• [Exercise prompt]: Your task is to repeat the entries word for word while leaving out the pictures.

(Data excerpts)
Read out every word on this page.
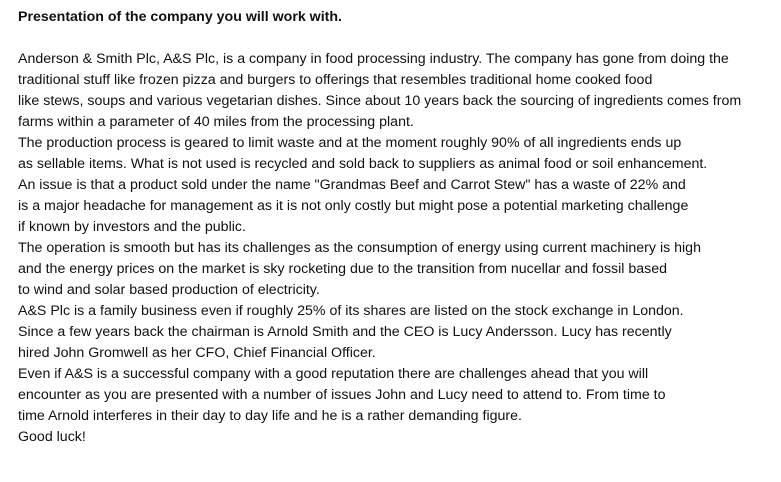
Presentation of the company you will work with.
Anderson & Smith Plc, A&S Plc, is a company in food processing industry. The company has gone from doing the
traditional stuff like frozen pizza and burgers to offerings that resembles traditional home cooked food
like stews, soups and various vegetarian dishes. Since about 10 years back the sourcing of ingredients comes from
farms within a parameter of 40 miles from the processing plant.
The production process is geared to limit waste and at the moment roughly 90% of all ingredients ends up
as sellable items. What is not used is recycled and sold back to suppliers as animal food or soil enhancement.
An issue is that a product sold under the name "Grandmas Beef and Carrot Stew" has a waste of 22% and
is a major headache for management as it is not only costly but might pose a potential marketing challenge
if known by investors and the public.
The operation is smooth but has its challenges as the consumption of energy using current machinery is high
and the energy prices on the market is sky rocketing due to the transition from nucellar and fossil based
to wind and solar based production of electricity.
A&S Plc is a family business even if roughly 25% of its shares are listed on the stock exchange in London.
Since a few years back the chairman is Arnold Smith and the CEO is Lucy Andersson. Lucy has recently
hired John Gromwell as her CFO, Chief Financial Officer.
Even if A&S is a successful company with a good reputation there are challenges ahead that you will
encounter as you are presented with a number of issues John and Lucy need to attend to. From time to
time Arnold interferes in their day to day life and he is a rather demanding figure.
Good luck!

• [Written reply]:
Read out every word on this page.
Presentation of the company you will work with.
Anderson & Smith Plc, A&S Plc, is a company in food processing industry. The company has gone from doing the
traditional stuff like frozen pizza and burgers to offerings that resembles traditional home cooked food
like stews, soups and various vegetarian dishes. Since about 10 years back the sourcing of ingredients comes from
farms within a parameter of 40 miles from the processing plant.
The production process is geared to limit waste and at the moment roughly 90% of all ingredients ends up
as sellable items. What is not used is recycled and sold back to suppliers as animal food or soil enhancement.
An issue is that a product sold under the name "Grandmas Beef and Carrot Stew" has a waste of 22% and
is a major headache for management as it is not only costly but might pose a potential marketing challenge
if known by investors and the public.
The operation is smooth but has its challenges as the consumption of energy using current machinery is high
and the energy prices on the market is sky rocketing due to the transition from nucellar and fossil based
to wind and solar based production of electricity.
A&S Plc is a family business even if roughly 25% of its shares are listed on the stock exchange in London.
Since a few years back the chairman is Arnold Smith and the CEO is Lucy Andersson. Lucy has recently
hired John Gromwell as her CFO, Chief Financial Officer.
Even if A&S is a successful company with a good reputation there are challenges ahead that you will
encounter as you are presented with a number of issues John and Lucy need to attend to. From time to
time Arnold interferes in their day to day life and he is a rather demanding figure.
Good luck!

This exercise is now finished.